## [PROBLEM DESCRIPTION]
List, from the lines below, each one with "Expected" in it.

Figure collection entries:
start

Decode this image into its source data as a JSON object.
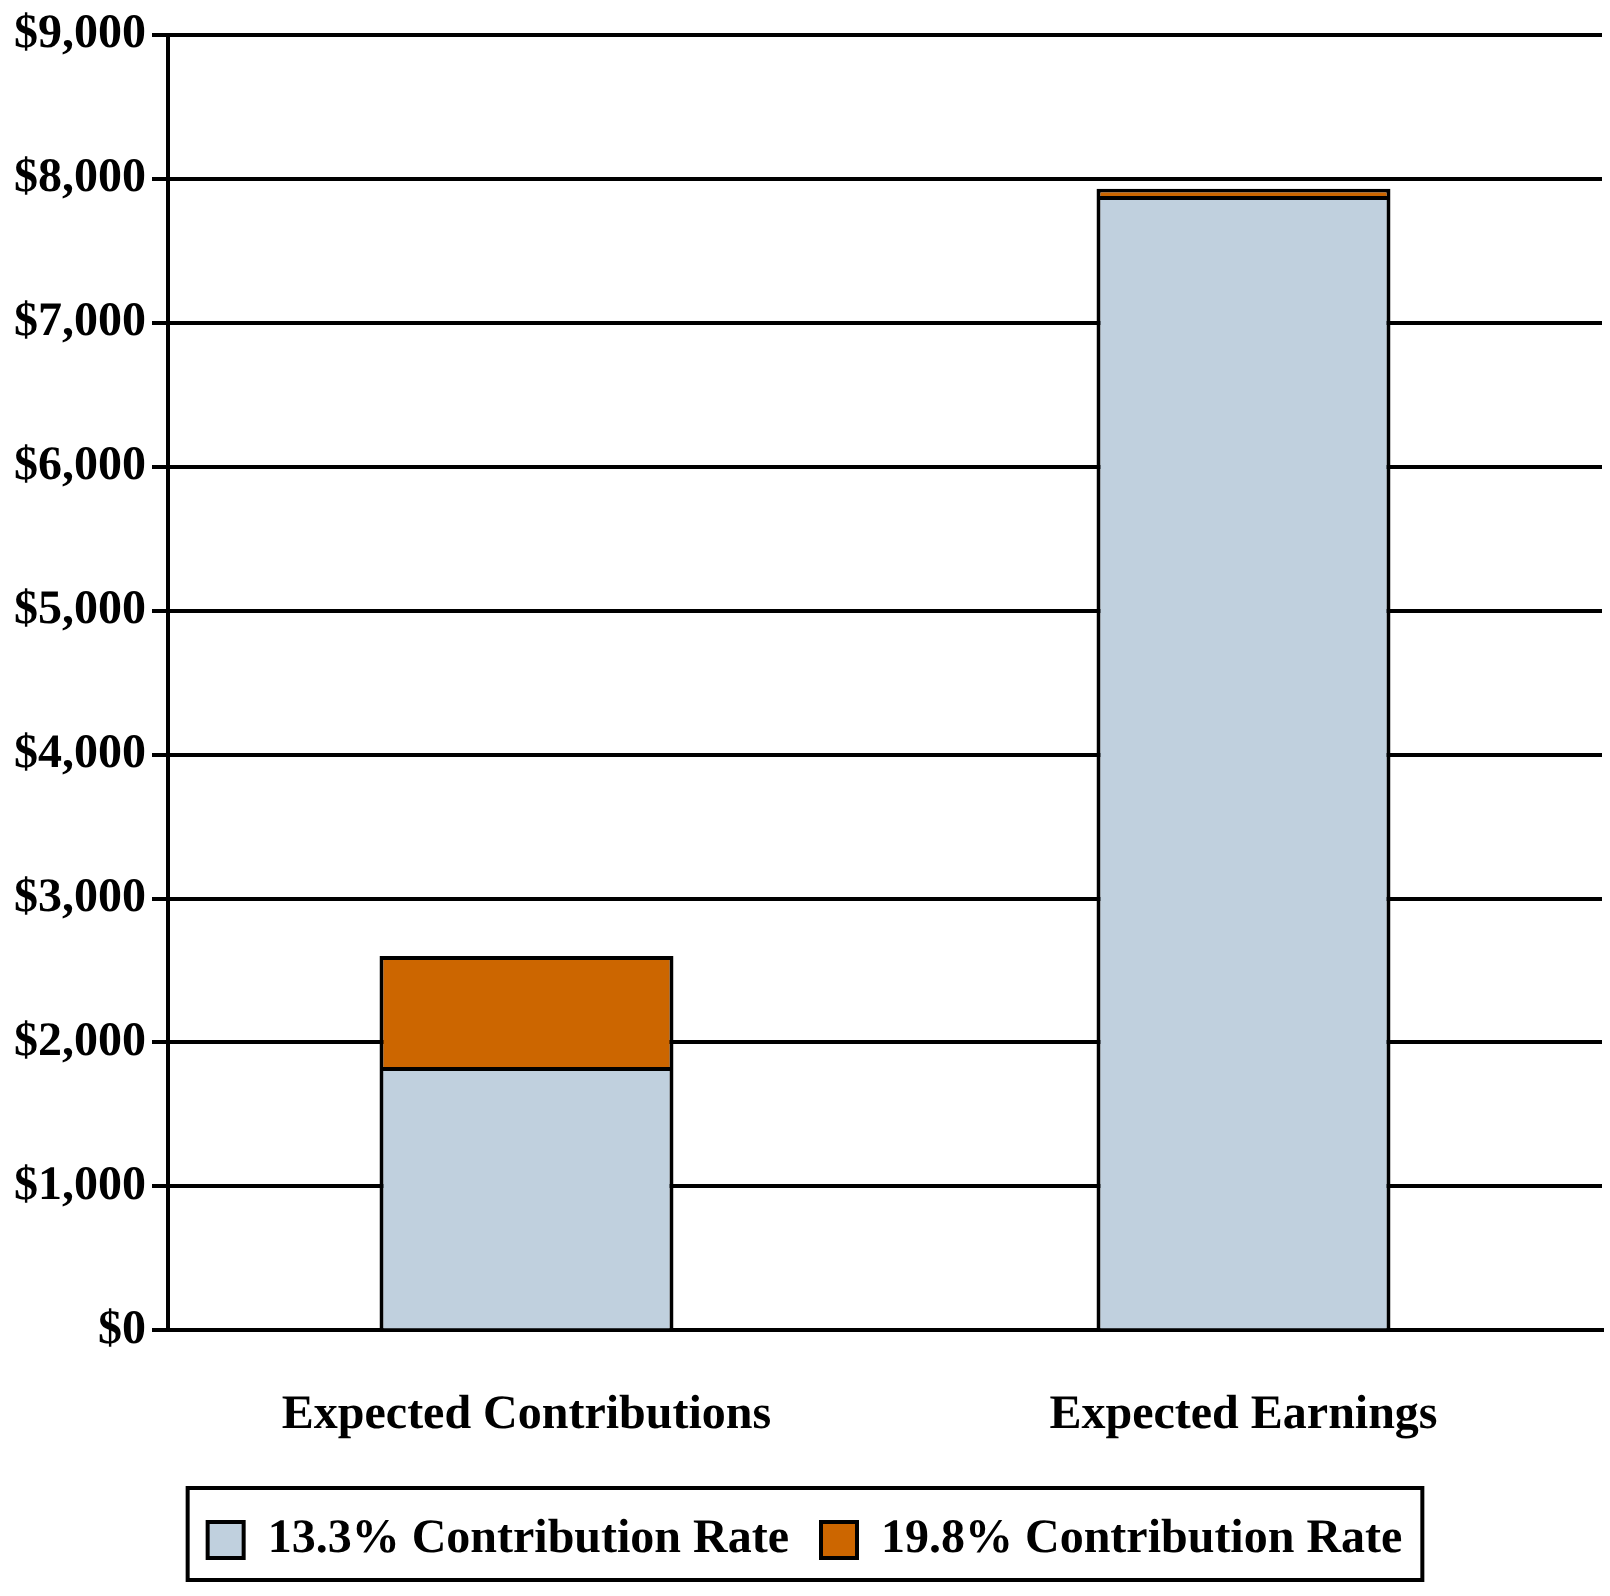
{
  "chart_data": {
    "type": "bar",
    "stacked": true,
    "categories": [
      "Expected Contributions",
      "Expected Earnings"
    ],
    "series": [
      {
        "name": "13.3% Contribution Rate",
        "color": "#c0d0de",
        "values": [
          1830,
          7880
        ]
      },
      {
        "name": "19.8% Contribution Rate",
        "color": "#cc6600",
        "values": [
          770,
          50
        ]
      }
    ],
    "ylim": [
      0,
      9000
    ],
    "yticks": [
      {
        "value": 0,
        "label": "$0"
      },
      {
        "value": 1000,
        "label": "$1,000"
      },
      {
        "value": 2000,
        "label": "$2,000"
      },
      {
        "value": 3000,
        "label": "$3,000"
      },
      {
        "value": 4000,
        "label": "$4,000"
      },
      {
        "value": 5000,
        "label": "$5,000"
      },
      {
        "value": 6000,
        "label": "$6,000"
      },
      {
        "value": 7000,
        "label": "$7,000"
      },
      {
        "value": 8000,
        "label": "$8,000"
      },
      {
        "value": 9000,
        "label": "$9,000"
      }
    ],
    "grid": "y",
    "legend": "bottom"
  }
}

end

## [SOLUTION TO THE PROBLEM]
      "Expected Contributions",
      "Expected Earnings"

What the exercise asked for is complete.